**PASSAGE GIVEN**
[start]

Right off the bat, that sense of hazard winnows the field of debt investors who are willing to take part. Commercial mortgage-backed securities (CMBS) lenders, for instance, are mostly off the table as a source of funding. Even though banks that originate securitized mortgages have lately grown ravenously competitive for financing opportunities, construction loans don’t match up well with the demands of securities investors.

“CMBS, and mortgage-backed securities in general, work well with long-term, fixed-rate loans with a somewhat uniform structure and relatively predictable cash-flow streams,” Joe McBride, a research director at Trepp, said in an email. “CMBS investors want longer duration bonds, [typically with an] eight- to 10-year weighted average life, so you need long-term loans as collateral. Also, construction loans often have future funding components where the loan balance actually increases over time based on different phases of development.” Bond investors would find it challenging to incorporate increasing loan balances into their debt strategies, McBride said.

That leaves more work in the construction loan space for banks and, increasingly, debt funds. To get a sense of their rapidly rising profile, search no further than one of New York City’s biggest financing deals of the year, advised Tom Traynor, an executive vice president at CBRE (CBRE)’s debt brokerage.

“Look at what Blackstone (BX) did for The Spiral with Tishman Speyer,” Traynor said, referring to Blackstone’s massive $1.8 billion loan on the 65-story skyscraper under construction at Manhattan’s Hudson Yards that closed in April. “In the past, that would have been a more traditional global bank loan—and Tishman Speyer has as many relationships [with big banks] as anybody else.” But they clearly found what they were looking for with the giant debt fund.

Because banks can be so hesitant to wade into a deal with any elements that threaten a routine and seamless buildout, even prolific developers with long track records can find it difficult to woo traditional lenders for projects that lie in any way off the beaten path. Michael Maturo, a managing director at RXR Realty, recalled that the mega-developer first sought a bank to fund its massive Garvies Point project, a 1,100-unit development in Glen Cove, N.Y., on Long Island. But because the location is a Superfund site that once housed a munitions factory and will require significant remediation, traditional lenders weren’t interested.

“The banks had a hard time getting their arms around the project,” Maturo said. “So we went to the street to find [nontraditional financing from a source] that was able to underwrite the complexity a little bit better.”

In the end, construction money was lent by an alternative financing vehicle that sold the senior portion of the debt to a bank, Maturo said. (The executive declined to identify the lenders more specifically.)

Even as eager as funds are to dive headfirst into high-margin construction lending, however, they too have to keep in mind that markets often swing faster than I-beams can rise.

“In New York or in most gateway markets, when you’re making the decision to build something, the biggest question on sponsors’ and lenders’ minds is, where are we in the cycle?” said Jonathan Chassin, a managing director at Moinian Capital Partners, the financing arm of The Moinian Group. With 10 years of expansion in the books for the American economy, lenders like Moinian are forced to consider that a recession could hit before new construction projects have a chance to get out of the ground.

[end]

**STORED RECORDS**

[start]

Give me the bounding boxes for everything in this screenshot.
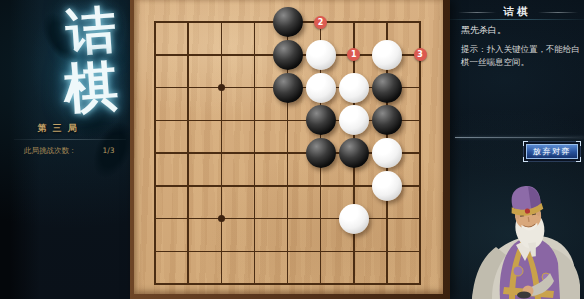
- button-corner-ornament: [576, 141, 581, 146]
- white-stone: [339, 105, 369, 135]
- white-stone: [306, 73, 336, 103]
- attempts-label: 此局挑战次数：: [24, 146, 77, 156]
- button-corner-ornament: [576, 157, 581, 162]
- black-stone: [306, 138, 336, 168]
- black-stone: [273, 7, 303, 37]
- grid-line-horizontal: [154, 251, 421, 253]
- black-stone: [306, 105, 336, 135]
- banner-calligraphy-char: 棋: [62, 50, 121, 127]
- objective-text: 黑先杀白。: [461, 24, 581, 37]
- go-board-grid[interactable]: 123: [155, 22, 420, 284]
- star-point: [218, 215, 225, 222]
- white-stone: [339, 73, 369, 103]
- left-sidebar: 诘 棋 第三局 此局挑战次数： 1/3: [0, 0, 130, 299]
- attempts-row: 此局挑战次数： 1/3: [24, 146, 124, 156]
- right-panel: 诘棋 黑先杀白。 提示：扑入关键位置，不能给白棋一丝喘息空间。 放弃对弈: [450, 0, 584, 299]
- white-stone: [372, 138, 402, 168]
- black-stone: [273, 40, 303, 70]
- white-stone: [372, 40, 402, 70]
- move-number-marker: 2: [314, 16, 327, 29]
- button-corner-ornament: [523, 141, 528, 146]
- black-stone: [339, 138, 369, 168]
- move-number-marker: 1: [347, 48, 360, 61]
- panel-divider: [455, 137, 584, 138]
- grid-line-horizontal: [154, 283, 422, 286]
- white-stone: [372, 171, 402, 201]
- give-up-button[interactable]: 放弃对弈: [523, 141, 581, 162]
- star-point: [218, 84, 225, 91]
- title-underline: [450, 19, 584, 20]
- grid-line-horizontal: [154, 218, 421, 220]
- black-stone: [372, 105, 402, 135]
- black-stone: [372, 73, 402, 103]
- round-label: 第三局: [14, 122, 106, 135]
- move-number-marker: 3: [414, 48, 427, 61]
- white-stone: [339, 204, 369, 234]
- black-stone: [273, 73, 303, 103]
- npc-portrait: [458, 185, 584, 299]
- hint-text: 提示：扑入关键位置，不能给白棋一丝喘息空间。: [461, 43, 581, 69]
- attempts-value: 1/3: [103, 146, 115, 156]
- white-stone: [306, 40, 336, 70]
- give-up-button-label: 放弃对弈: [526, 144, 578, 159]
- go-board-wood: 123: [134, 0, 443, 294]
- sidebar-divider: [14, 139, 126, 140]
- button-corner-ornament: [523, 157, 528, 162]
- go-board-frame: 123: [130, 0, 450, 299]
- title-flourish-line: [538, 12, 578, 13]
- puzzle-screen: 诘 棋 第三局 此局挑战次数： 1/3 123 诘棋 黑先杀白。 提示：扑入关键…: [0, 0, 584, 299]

[end]

**THE TASKS**
A. Answer these questions from the construction lending passage, one per line:
(i) How large was Blackstone's loan on The Spiral?
(ii) How many units does the Garvies Point development include?
(iii) What weighted average life do CMBS investors typically want in their bonds?
B. Please copy word for word the part of the construction lending passage between "Even as eager" and "I-beams can rise.", inclusive.

**TASK-BY-TASK SOLUTIONS**
A.
(i) $1.8 billion
(ii) 1,100
(iii) Eight to 10 years

B.
Even as eager as funds are to dive headfirst into high-margin construction lending, however, they too have to keep in mind that markets often swing faster than I-beams can rise.